[PAGE TEXT]

Undertake gender-sensitive initiatives that address sexually transmitted diseases, HIV/AIDS, and sexual and reproductive health issues
Actions to be taken
108. By Governments, international bodies including relevant United Nations organizations, bilateral and multilateral donors and non-governmental organizations:
f. Facilitate the development of community strategies that will protect women of all ages from HIV and other sexually transmitted diseases; provide care and support to infected girls, women and their families and mobilize all parts of the community in response to the HIV/AIDS pandemic to exert pressure on all responsible authorities to respond in a timely, effective, sustainable and gender-sensitive manner;
g. Support and strengthen national capacity to create and improve gender-sensitive policies and programmes on HIV/AIDS and other sexually transmitted diseases, including the provision of resources and facilities to women who find themselves the principal caregivers or economic support for those infected with HIV/AIDS or affected by the pandemic, and the survivors, particularly children and older persons;
h. Provide workshops and specialized education and training to parents, decision makers and opinion leaders at all levels of the community, including religious and traditional authorities, on prevention of HIV/AIDS and other sexually transmitted diseases and on their repercussions on both women and men of all ages;
Beijing Declaration (1995)
The facilitation of the welfare of women and girls in the light of the, at the time, HIV/AIDS pandemic but which continues to be a problem for many people around the world. The building of locale-specific strategies for dealing with HIV/AIDS can be effective in the prevention of transmission and care, compassion, and concern through reduction of stigma for those infected with HIV/AIDS.
For those girls and women who have been infected, there is a call on the communities to act on this facilitation and work to prevent future occurrences of its spread through the population. Now, one of the issues plaguing is the spread of the diseases. But another layered one relates to institutions.

[/PAGE TEXT]
[MATERIAL SUPPLIED]

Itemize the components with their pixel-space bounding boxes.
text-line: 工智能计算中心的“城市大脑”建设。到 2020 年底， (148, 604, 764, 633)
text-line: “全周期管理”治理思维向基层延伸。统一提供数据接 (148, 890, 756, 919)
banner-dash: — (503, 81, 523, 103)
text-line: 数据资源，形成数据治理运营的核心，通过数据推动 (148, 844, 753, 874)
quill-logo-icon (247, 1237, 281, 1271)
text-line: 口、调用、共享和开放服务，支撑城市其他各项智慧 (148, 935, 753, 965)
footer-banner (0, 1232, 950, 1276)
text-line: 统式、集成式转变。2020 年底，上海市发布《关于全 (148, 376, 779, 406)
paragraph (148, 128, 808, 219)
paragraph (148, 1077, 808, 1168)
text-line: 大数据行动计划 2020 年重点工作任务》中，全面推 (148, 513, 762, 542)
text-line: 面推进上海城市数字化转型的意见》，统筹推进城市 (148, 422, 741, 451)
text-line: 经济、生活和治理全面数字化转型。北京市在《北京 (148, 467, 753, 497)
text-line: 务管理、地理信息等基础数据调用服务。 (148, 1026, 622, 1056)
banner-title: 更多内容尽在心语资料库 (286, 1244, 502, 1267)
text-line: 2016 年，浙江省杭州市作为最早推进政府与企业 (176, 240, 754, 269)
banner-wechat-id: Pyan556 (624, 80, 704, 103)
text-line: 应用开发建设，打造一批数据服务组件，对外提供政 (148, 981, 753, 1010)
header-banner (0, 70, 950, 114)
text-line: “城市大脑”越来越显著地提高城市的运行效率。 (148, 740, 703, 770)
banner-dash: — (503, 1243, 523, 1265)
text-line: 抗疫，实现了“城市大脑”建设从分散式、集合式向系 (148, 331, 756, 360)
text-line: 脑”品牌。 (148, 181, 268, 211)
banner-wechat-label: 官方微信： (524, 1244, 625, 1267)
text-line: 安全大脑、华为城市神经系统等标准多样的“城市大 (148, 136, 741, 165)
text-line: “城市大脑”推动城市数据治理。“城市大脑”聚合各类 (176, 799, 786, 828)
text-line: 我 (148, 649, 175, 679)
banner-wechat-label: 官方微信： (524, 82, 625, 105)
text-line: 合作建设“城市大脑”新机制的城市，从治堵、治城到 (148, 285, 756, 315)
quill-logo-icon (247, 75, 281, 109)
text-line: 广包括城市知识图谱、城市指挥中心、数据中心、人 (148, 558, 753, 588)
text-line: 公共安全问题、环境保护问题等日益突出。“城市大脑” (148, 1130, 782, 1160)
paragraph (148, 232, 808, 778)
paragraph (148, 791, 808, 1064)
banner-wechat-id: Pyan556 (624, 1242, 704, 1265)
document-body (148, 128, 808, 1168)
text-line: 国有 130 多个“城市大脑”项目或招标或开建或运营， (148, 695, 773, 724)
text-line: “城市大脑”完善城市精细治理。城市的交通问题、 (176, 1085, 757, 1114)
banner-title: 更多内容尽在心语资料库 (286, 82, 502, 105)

[/MATERIAL SUPPLIED]

- **TASK**
Continue the text on the Beijing Declaration and HIV/AIDS, picking up after its final sentence.

- **TASK RESULT**
The culture, too, and the institutions have a lack of responsiveness to the needs of women and girls in regards to their health and wellness. This links into the section of the focus for this article today.
We can see the need to strengthen the national capacity of the gendered lens across institutions through their respective implementations of “policies and programmes” in relation to STIs and STDs. All important for the improved health and wellbeing of women.
In addition to this, we can see the developments of a spread in the caregiver responsibilities from mostly women to a more egalitarian split. Because the majority of the housework, childcare work, and the care of the old and sick sits firmly with women.
It is a burden thrust upon them unduly and unfairly. It is not from on high, or from down-low from some perspectives, but, rather, the conscious decisions of people in power and in culture to subordinate some of the most tedious caring work of the society to women. This can change with human decisions in a similar manner in which this has changed before.
Now, the educational aspect continues to crop up in the discussions in the Beijing Declaration. There is a continual need to focus on education because this remains one of the first forms of self-defence against lies and distortions as well as the mobilization around a common cause for gender equality, which is, 20 years after the Beijing Declaration, one of the Sustainable Development Goals set by the international community through the United Nations.
This education should be directed at all levels, “parents, decision makers and opinion leaders at all levels of the community, including religious and traditional authorities.” The reason simply is health and working with people where they’re at rather than enforcing a generalized mould on everyone.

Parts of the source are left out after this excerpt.